(What is required) Omit every picture, then give all the entries again exactly.

··· Data supplied ···

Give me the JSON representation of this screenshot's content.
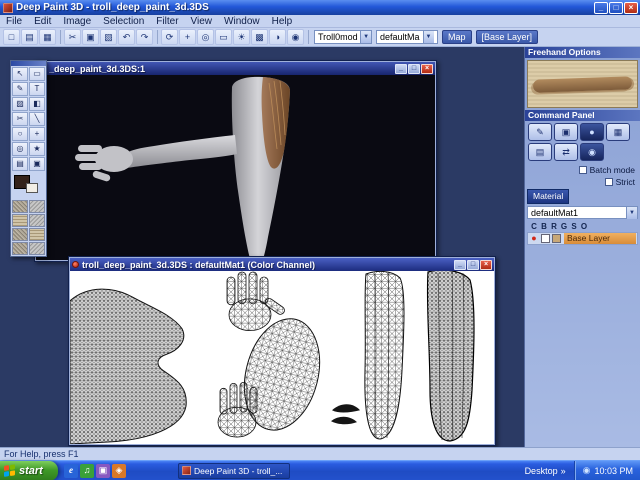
{
  "titlebar": {
    "title": "Deep Paint 3D - troll_deep_paint_3d.3DS"
  },
  "icons": {
    "minimize": "_",
    "maximize": "□",
    "close": "×",
    "combo_arrow": "▼",
    "toolbar1": [
      "□",
      "▤",
      "▦",
      "✂",
      "▣",
      "▧",
      "↶",
      "↷"
    ],
    "toolbar2": [
      "⟳",
      "+",
      "◎",
      "▭",
      "☀",
      "▩",
      "◑",
      "◉"
    ],
    "tools": [
      "↖",
      "▭",
      "✎",
      "T",
      "▨",
      "◧",
      "✂",
      "╲",
      "○",
      "+",
      "◎",
      "★",
      "▤",
      "▣"
    ],
    "command_row1": [
      "✎",
      "▣",
      "●",
      "▦"
    ],
    "command_row2": [
      "▤",
      "⇄",
      "◉"
    ],
    "quick_launch": [
      "e",
      "♫",
      "▣",
      "◈"
    ],
    "tray_icon": "◉",
    "layer_ball": "●",
    "desktop_chevron": "»"
  },
  "menubar": {
    "items": [
      "File",
      "Edit",
      "Image",
      "Selection",
      "Filter",
      "View",
      "Window",
      "Help"
    ]
  },
  "toolbar": {
    "model_combo": "Troll0mod",
    "material_combo": "defaultMa",
    "map_button": "Map",
    "layer_indicator": "[Base Layer]"
  },
  "windows": {
    "view3d": {
      "title": "_deep_paint_3d.3DS:1"
    },
    "uv": {
      "title": "troll_deep_paint_3d.3DS : defaultMat1 (Color Channel)"
    }
  },
  "right_panel": {
    "freehand_header": "Freehand Options",
    "command_header": "Command Panel",
    "material_label": "Material",
    "material_value": "defaultMat1",
    "batch_mode_label": "Batch mode",
    "strict_label": "Strict",
    "layer_columns": [
      "C",
      "B",
      "R",
      "G",
      "S",
      "O"
    ],
    "base_layer_label": "Base Layer"
  },
  "statusbar": {
    "help_text": "For Help, press F1"
  },
  "taskbar": {
    "start_label": "start",
    "task_button_label": "Deep Paint 3D - troll_...",
    "desktop_label": "Desktop",
    "time": "10:03 PM"
  }
}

···

(Solution to the problem)
Give me the JSON representation of this screenshot's content.
{
  "titlebar": {
    "title": "Deep Paint 3D - troll_deep_paint_3d.3DS"
  },
  "icons": {
    "minimize": "_",
    "maximize": "□",
    "close": "×",
    "combo_arrow": "▼",
    "toolbar1": [
      "□",
      "▤",
      "▦",
      "✂",
      "▣",
      "▧",
      "↶",
      "↷"
    ],
    "toolbar2": [
      "⟳",
      "+",
      "◎",
      "▭",
      "☀",
      "▩",
      "◑",
      "◉"
    ],
    "tools": [
      "↖",
      "▭",
      "✎",
      "T",
      "▨",
      "◧",
      "✂",
      "╲",
      "○",
      "+",
      "◎",
      "★",
      "▤",
      "▣"
    ],
    "command_row1": [
      "✎",
      "▣",
      "●",
      "▦"
    ],
    "command_row2": [
      "▤",
      "⇄",
      "◉"
    ],
    "quick_launch": [
      "e",
      "♫",
      "▣",
      "◈"
    ],
    "tray_icon": "◉",
    "layer_ball": "●",
    "desktop_chevron": "»"
  },
  "menubar": {
    "items": [
      "File",
      "Edit",
      "Image",
      "Selection",
      "Filter",
      "View",
      "Window",
      "Help"
    ]
  },
  "toolbar": {
    "model_combo": "Troll0mod",
    "material_combo": "defaultMa",
    "map_button": "Map",
    "layer_indicator": "[Base Layer]"
  },
  "windows": {
    "view3d": {
      "title": "_deep_paint_3d.3DS:1"
    },
    "uv": {
      "title": "troll_deep_paint_3d.3DS : defaultMat1 (Color Channel)"
    }
  },
  "right_panel": {
    "freehand_header": "Freehand Options",
    "command_header": "Command Panel",
    "material_label": "Material",
    "material_value": "defaultMat1",
    "batch_mode_label": "Batch mode",
    "strict_label": "Strict",
    "layer_columns": [
      "C",
      "B",
      "R",
      "G",
      "S",
      "O"
    ],
    "base_layer_label": "Base Layer"
  },
  "statusbar": {
    "help_text": "For Help, press F1"
  },
  "taskbar": {
    "start_label": "start",
    "task_button_label": "Deep Paint 3D - troll_...",
    "desktop_label": "Desktop",
    "time": "10:03 PM"
  }
}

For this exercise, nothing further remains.